→ **Goal**
Out of the lines in this data, how many include "your"? Give the number and nothing else.

Source data

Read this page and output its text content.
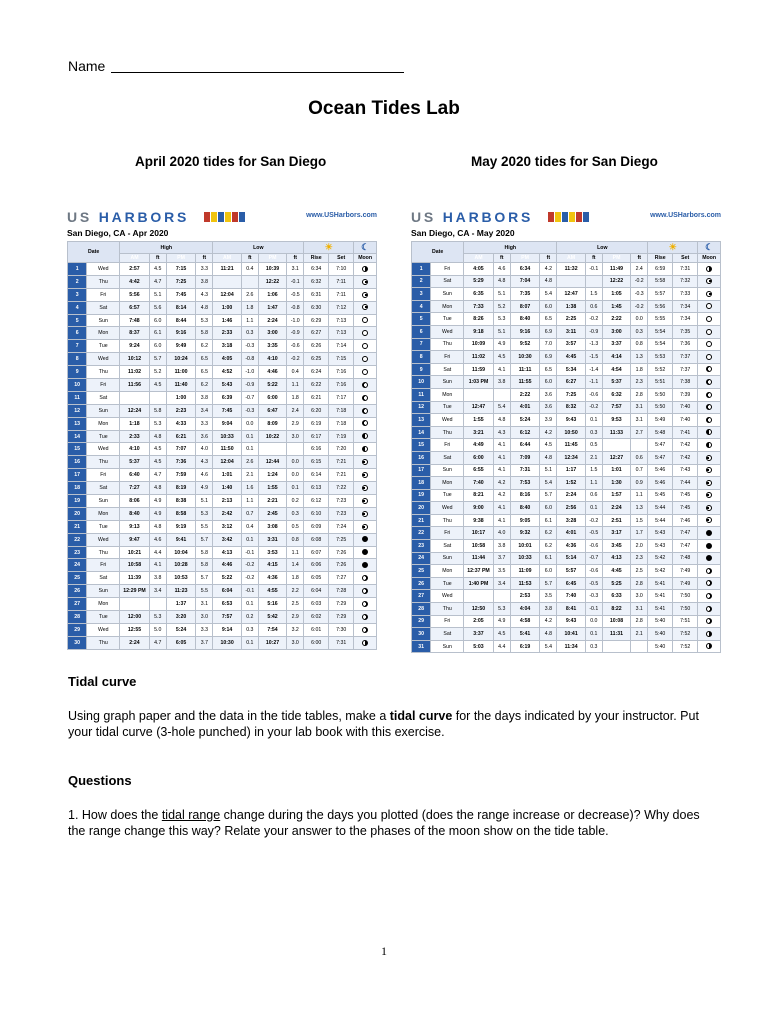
Name
Ocean Tides Lab
April 2020 tides for San Diego	May 2020 tides for San Diego
US HARBORS	www.USHarbors.com
San Diego, CA - Apr 2020
Date		High				Low				☀		☾
		AM	ft	PM	ft	AM	ft	PM	ft	Rise	Set	Moon
1	Wed	2:57	4.5	7:15	3.3	11:21	0.4	10:39	3.1	6:34	7:10	
2	Thu	4:42	4.7	7:25	3.8			12:22	-0.1	6:32	7:11	
3	Fri	5:56	5.1	7:45	4.3	12:04	2.6	1:06	-0.5	6:31	7:11	
4	Sat	6:57	5.6	8:14	4.8	1:00	1.8	1:47	-0.8	6:30	7:12	
5	Sun	7:48	6.0	8:44	5.3	1:46	1.1	2:24	-1.0	6:29	7:13	
6	Mon	8:37	6.1	9:16	5.8	2:33	0.3	3:00	-0.9	6:27	7:13	
7	Tue	9:24	6.0	9:49	6.2	3:18	-0.3	3:35	-0.6	6:26	7:14	
8	Wed	10:12	5.7	10:24	6.5	4:05	-0.8	4:10	-0.2	6:25	7:15	
9	Thu	11:02	5.2	11:00	6.5	4:52	-1.0	4:46	0.4	6:24	7:16	
10	Fri	11:56	4.5	11:40	6.2	5:43	-0.9	5:22	1.1	6:22	7:16	
11	Sat			1:00	3.8	6:39	-0.7	6:00	1.8	6:21	7:17	
12	Sun	12:24	5.8	2:23	3.4	7:45	-0.3	6:47	2.4	6:20	7:18	
13	Mon	1:18	5.3	4:33	3.3	9:04	0.0	8:09	2.9	6:19	7:18	
14	Tue	2:33	4.8	6:21	3.6	10:33	0.1	10:22	3.0	6:17	7:19	
15	Wed	4:10	4.5	7:07	4.0	11:50	0.1			6:16	7:20	
16	Thu	5:37	4.5	7:36	4.3	12:04	2.6	12:44	0.0	6:15	7:21	
17	Fri	6:40	4.7	7:59	4.6	1:01	2.1	1:24	0.0	6:14	7:21	
18	Sat	7:27	4.8	8:19	4.9	1:40	1.6	1:55	0.1	6:13	7:22	
19	Sun	8:06	4.9	8:38	5.1	2:13	1.1	2:21	0.2	6:12	7:23	
20	Mon	8:40	4.9	8:58	5.3	2:42	0.7	2:45	0.3	6:10	7:23	
21	Tue	9:13	4.8	9:19	5.5	3:12	0.4	3:08	0.5	6:09	7:24	
22	Wed	9:47	4.6	9:41	5.7	3:42	0.1	3:31	0.8	6:08	7:25	
23	Thu	10:21	4.4	10:04	5.8	4:13	-0.1	3:53	1.1	6:07	7:26	
24	Fri	10:58	4.1	10:28	5.8	4:46	-0.2	4:15	1.4	6:06	7:26	
25	Sat	11:39	3.8	10:53	5.7	5:22	-0.2	4:36	1.8	6:05	7:27	
26	Sun	12:29 PM	3.4	11:23	5.5	6:04	-0.1	4:55	2.2	6:04	7:28	
27	Mon			1:37	3.1	6:53	0.1	5:16	2.5	6:03	7:29	
28	Tue	12:00	5.3	3:20	3.0	7:57	0.2	5:42	2.9	6:02	7:29	
29	Wed	12:55	5.0	5:24	3.3	9:14	0.3	7:54	3.2	6:01	7:30	
30	Thu	2:24	4.7	6:05	3.7	10:30	0.1	10:27	3.0	6:00	7:31	
US HARBORS	www.USHarbors.com
San Diego, CA - May 2020
Date		High				Low				☀		☾
		AM	ft	PM	ft	AM	ft	PM	ft	Rise	Set	Moon
1	Fri	4:05	4.6	6:34	4.2	11:32	-0.1	11:49	2.4	6:59	7:31	
2	Sat	5:29	4.8	7:04	4.8			12:22	-0.2	5:58	7:32	
3	Sun	6:35	5.1	7:35	5.4	12:47	1.5	1:05	-0.3	5:57	7:33	
4	Mon	7:33	5.2	8:07	6.0	1:38	0.6	1:45	-0.2	5:56	7:34	
5	Tue	8:26	5.3	8:40	6.5	2:25	-0.2	2:22	0.0	5:55	7:34	
6	Wed	9:18	5.1	9:16	6.9	3:11	-0.9	3:00	0.3	5:54	7:35	
7	Thu	10:09	4.9	9:52	7.0	3:57	-1.3	3:37	0.8	5:54	7:36	
8	Fri	11:02	4.5	10:30	6.9	4:45	-1.5	4:14	1.3	5:53	7:37	
9	Sat	11:59	4.1	11:11	6.5	5:34	-1.4	4:54	1.8	5:52	7:37	
10	Sun	1:03 PM	3.8	11:55	6.0	6:27	-1.1	5:37	2.3	5:51	7:38	
11	Mon			2:22	3.6	7:25	-0.6	6:32	2.8	5:50	7:39	
12	Tue	12:47	5.4	4:01	3.6	8:32	-0.2	7:57	3.1	5:50	7:40	
13	Wed	1:55	4.8	5:24	3.9	9:43	0.1	9:53	3.1	5:49	7:40	
14	Thu	3:21	4.3	6:12	4.2	10:50	0.3	11:33	2.7	5:48	7:41	
15	Fri	4:49	4.1	6:44	4.5	11:45	0.5			5:47	7:42	
16	Sat	6:00	4.1	7:09	4.8	12:34	2.1	12:27	0.6	5:47	7:42	
17	Sun	6:55	4.1	7:31	5.1	1:17	1.5	1:01	0.7	5:46	7:43	
18	Mon	7:40	4.2	7:53	5.4	1:52	1.1	1:30	0.9	5:46	7:44	
19	Tue	8:21	4.2	8:16	5.7	2:24	0.6	1:57	1.1	5:45	7:45	
20	Wed	9:00	4.1	8:40	6.0	2:56	0.1	2:24	1.3	5:44	7:45	
21	Thu	9:38	4.1	9:05	6.1	3:28	-0.2	2:51	1.5	5:44	7:46	
22	Fri	10:17	4.0	9:32	6.2	4:01	-0.5	3:17	1.7	5:43	7:47	
23	Sat	10:58	3.8	10:01	6.2	4:36	-0.6	3:45	2.0	5:43	7:47	
24	Sun	11:44	3.7	10:33	6.1	5:14	-0.7	4:13	2.3	5:42	7:48	
25	Mon	12:37 PM	3.5	11:09	6.0	5:57	-0.6	4:45	2.5	5:42	7:49	
26	Tue	1:40 PM	3.4	11:53	5.7	6:45	-0.5	5:25	2.8	5:41	7:49	
27	Wed			2:53	3.5	7:40	-0.3	6:33	3.0	5:41	7:50	
28	Thu	12:50	5.3	4:04	3.8	8:41	-0.1	8:22	3.1	5:41	7:50	
29	Fri	2:05	4.9	4:58	4.2	9:43	0.0	10:08	2.8	5:40	7:51	
30	Sat	3:37	4.5	5:41	4.8	10:41	0.1	11:31	2.1	5:40	7:52	
31	Sun	5:03	4.4	6:19	5.4	11:34	0.3			5:40	7:52	
Tidal curve
Using graph paper and the data in the tide tables, make a tidal curve for the days indicated by your instructor. Put your tidal curve (3-hole punched) in your lab book with this exercise.
Questions
1. How does the tidal range change during the days you plotted (does the range increase or decrease)? Why does the range change this way? Relate your answer to the phases of the moon show on the tide table.
1
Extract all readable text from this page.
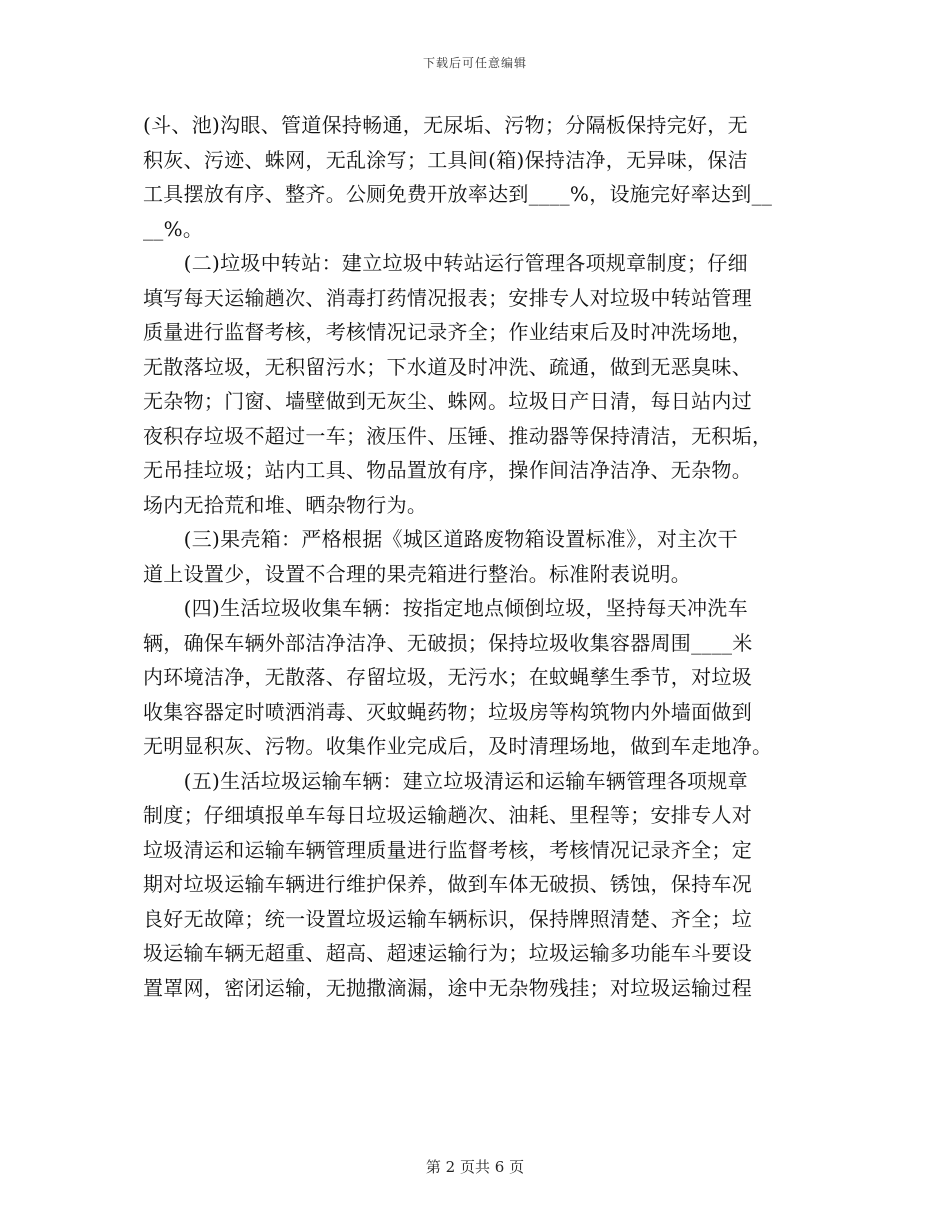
下载后可任意编辑
(斗、池)沟眼、管道保持畅通，无尿垢、污物；分隔板保持完好，无
积灰、污迹、蛛网，无乱涂写；工具间(箱)保持洁净，无异味，保洁
工具摆放有序、整齐。公厕免费开放率达到____%，设施完好率达到__
__%。
　　(二)垃圾中转站：建立垃圾中转站运行管理各项规章制度；仔细
填写每天运输趟次、消毒打药情况报表；安排专人对垃圾中转站管理
质量进行监督考核，考核情况记录齐全；作业结束后及时冲洗场地，
无散落垃圾，无积留污水；下水道及时冲洗、疏通，做到无恶臭味、
无杂物；门窗、墙壁做到无灰尘、蛛网。垃圾日产日清，每日站内过
夜积存垃圾不超过一车；液压件、压锤、推动器等保持清洁，无积垢，
无吊挂垃圾；站内工具、物品置放有序，操作间洁净洁净、无杂物。
场内无拾荒和堆、晒杂物行为。
　　(三)果壳箱：严格根据《城区道路废物箱设置标准》，对主次干
道上设置少，设置不合理的果壳箱进行整治。标准附表说明。
　　(四)生活垃圾收集车辆：按指定地点倾倒垃圾，坚持每天冲洗车
辆，确保车辆外部洁净洁净、无破损；保持垃圾收集容器周围____米
内环境洁净，无散落、存留垃圾，无污水；在蚊蝇孳生季节，对垃圾
收集容器定时喷洒消毒、灭蚊蝇药物；垃圾房等构筑物内外墙面做到
无明显积灰、污物。收集作业完成后，及时清理场地，做到车走地净。
　　(五)生活垃圾运输车辆：建立垃圾清运和运输车辆管理各项规章
制度；仔细填报单车每日垃圾运输趟次、油耗、里程等；安排专人对
垃圾清运和运输车辆管理质量进行监督考核，考核情况记录齐全；定
期对垃圾运输车辆进行维护保养，做到车体无破损、锈蚀，保持车况
良好无故障；统一设置垃圾运输车辆标识，保持牌照清楚、齐全；垃
圾运输车辆无超重、超高、超速运输行为；垃圾运输多功能车斗要设
置罩网，密闭运输，无抛撒滴漏，途中无杂物残挂；对垃圾运输过程
第 2 页共 6 页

→ **Task response**
2